(Collected data entries)
________________________________________
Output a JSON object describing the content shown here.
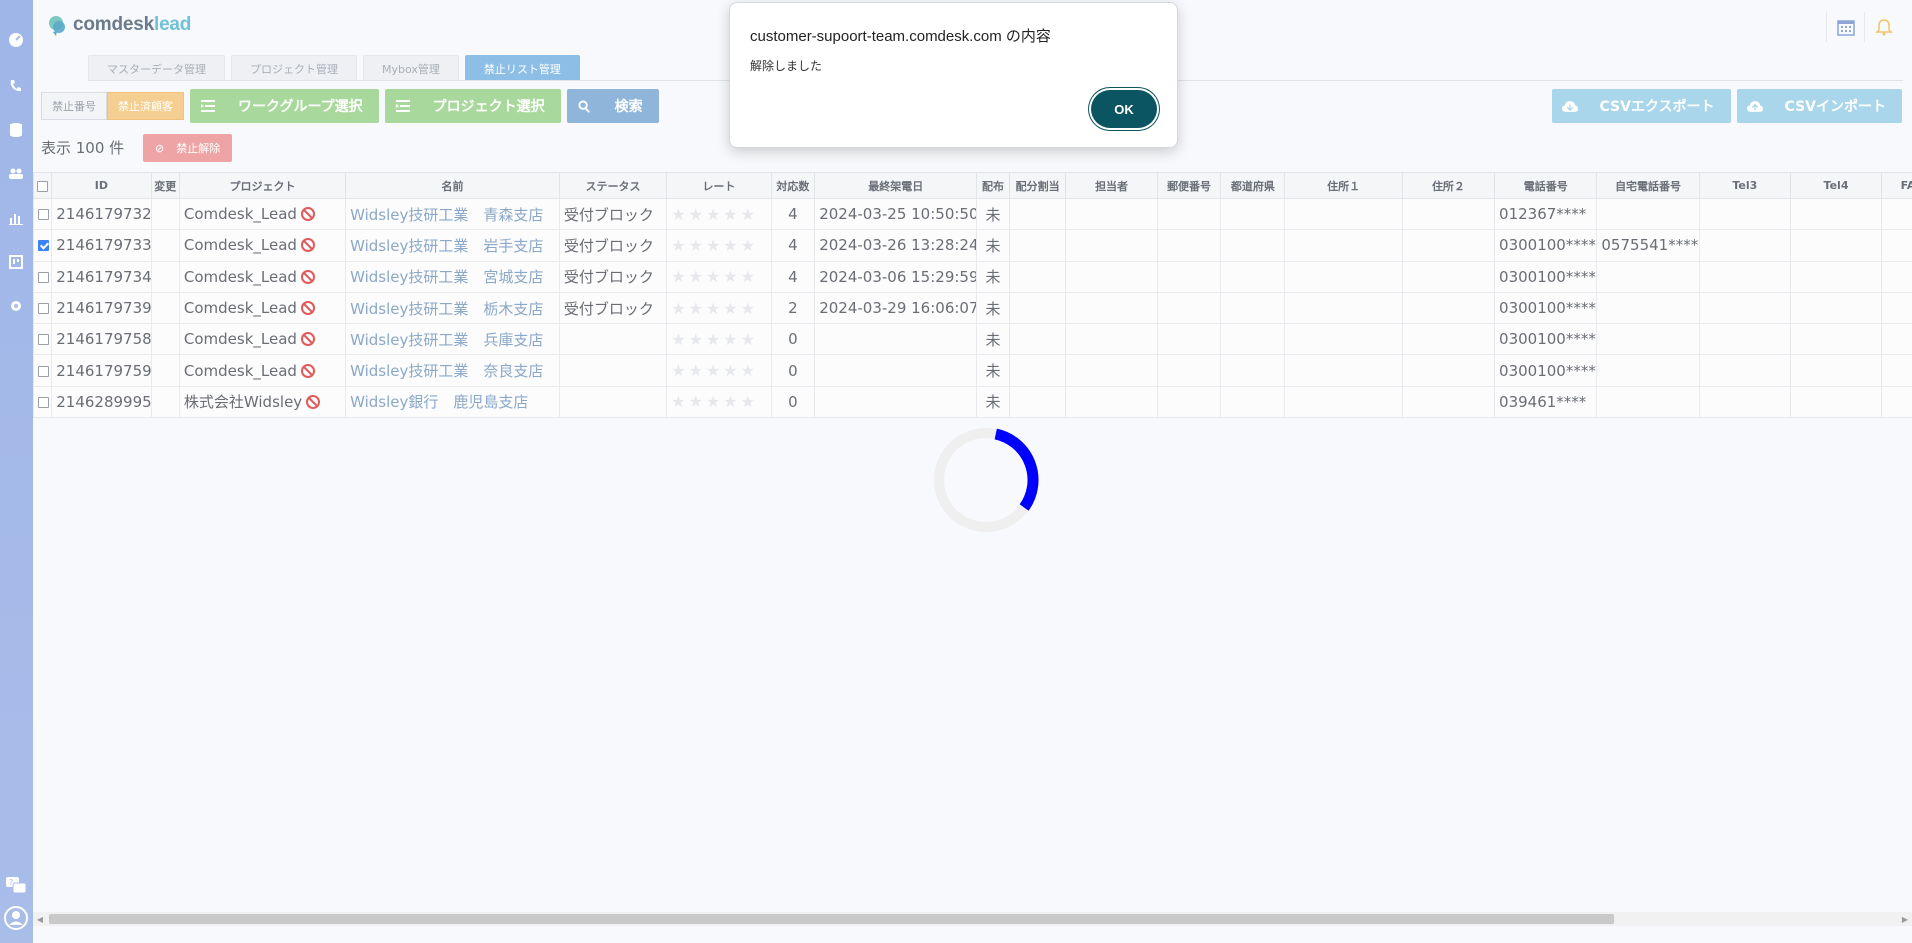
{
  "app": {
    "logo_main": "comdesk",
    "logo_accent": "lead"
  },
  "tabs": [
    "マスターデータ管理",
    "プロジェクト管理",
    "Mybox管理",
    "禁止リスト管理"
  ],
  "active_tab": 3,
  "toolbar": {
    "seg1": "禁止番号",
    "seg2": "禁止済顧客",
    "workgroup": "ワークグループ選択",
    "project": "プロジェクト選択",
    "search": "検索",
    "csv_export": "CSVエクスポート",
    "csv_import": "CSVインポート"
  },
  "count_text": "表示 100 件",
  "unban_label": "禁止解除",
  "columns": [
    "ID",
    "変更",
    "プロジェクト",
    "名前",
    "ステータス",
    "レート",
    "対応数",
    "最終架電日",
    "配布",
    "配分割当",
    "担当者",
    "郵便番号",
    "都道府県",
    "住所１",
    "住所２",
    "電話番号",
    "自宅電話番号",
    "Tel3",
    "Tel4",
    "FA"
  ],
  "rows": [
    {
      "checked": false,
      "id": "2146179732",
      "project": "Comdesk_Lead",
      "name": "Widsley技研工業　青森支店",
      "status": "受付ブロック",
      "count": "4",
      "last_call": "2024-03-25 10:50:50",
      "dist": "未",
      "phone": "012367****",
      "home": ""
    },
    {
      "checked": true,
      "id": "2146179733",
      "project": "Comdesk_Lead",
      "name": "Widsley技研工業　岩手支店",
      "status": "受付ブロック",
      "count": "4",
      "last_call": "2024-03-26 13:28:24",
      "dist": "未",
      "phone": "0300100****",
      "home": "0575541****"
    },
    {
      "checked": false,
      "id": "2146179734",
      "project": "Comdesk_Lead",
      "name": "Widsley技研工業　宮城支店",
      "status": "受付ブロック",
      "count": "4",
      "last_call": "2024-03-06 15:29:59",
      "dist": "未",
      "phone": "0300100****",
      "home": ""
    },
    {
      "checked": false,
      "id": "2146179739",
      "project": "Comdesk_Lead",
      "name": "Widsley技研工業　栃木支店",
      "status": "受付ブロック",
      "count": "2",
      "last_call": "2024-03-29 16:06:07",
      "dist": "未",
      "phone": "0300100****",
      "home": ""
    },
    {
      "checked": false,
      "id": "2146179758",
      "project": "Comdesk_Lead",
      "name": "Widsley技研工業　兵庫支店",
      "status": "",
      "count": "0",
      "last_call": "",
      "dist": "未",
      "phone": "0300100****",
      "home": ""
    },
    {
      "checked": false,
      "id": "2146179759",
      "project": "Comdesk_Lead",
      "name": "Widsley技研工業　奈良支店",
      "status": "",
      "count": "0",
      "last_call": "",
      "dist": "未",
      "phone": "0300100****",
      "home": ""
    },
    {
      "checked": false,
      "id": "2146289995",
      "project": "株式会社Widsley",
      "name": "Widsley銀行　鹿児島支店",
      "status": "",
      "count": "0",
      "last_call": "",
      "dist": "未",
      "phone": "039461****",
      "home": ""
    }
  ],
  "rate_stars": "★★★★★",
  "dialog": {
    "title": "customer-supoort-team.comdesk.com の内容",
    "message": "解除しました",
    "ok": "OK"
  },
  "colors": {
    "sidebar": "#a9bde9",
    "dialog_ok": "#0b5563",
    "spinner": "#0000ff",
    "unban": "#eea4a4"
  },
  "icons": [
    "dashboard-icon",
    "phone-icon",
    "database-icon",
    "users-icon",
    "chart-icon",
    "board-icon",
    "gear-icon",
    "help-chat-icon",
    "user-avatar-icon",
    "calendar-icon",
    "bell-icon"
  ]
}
________________________________________
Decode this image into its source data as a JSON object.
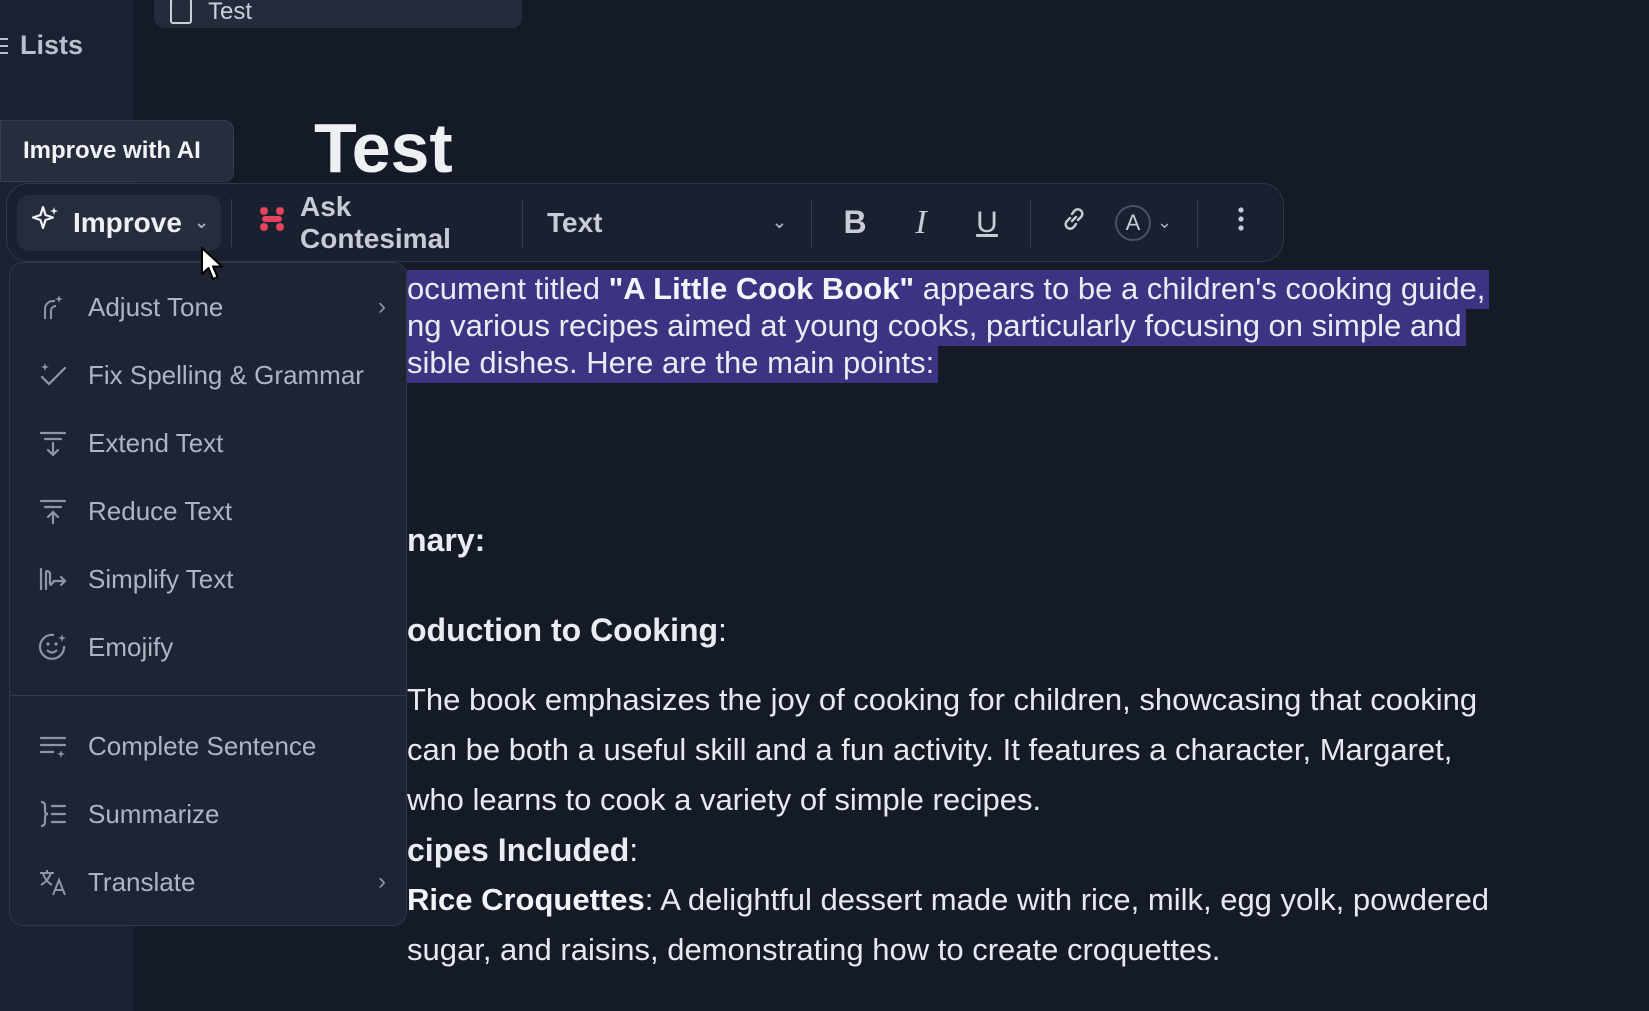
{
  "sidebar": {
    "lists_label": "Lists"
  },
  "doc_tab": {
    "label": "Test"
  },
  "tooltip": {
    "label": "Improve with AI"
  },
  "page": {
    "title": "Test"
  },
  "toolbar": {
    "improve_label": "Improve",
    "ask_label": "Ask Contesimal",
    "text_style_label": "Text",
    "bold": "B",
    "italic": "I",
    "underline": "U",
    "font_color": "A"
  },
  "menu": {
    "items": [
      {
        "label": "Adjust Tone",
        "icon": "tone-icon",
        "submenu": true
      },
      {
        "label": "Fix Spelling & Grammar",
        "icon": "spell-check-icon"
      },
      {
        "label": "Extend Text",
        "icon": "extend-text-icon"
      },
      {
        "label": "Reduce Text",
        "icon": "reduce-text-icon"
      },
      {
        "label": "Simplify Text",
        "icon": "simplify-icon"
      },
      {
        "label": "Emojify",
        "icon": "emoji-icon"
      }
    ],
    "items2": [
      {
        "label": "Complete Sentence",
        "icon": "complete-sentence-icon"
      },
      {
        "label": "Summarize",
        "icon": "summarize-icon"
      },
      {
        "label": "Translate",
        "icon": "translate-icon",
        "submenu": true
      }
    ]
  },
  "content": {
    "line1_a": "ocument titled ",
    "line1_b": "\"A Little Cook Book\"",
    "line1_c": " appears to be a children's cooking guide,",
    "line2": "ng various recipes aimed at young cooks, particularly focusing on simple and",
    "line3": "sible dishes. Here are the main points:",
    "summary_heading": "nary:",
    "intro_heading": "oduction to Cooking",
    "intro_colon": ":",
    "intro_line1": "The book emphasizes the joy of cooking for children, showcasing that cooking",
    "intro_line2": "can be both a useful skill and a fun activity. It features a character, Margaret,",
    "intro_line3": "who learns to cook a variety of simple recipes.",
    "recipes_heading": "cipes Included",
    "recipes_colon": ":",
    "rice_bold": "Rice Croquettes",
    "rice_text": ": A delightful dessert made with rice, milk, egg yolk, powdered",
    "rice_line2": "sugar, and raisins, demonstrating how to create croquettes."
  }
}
________________________________________
:: Your instructions ::
Pull out all lines from the entries above that include the word "Improve".

:: Solution below ::
    "label": "Improve with AI"
    "improve_label": "Improve",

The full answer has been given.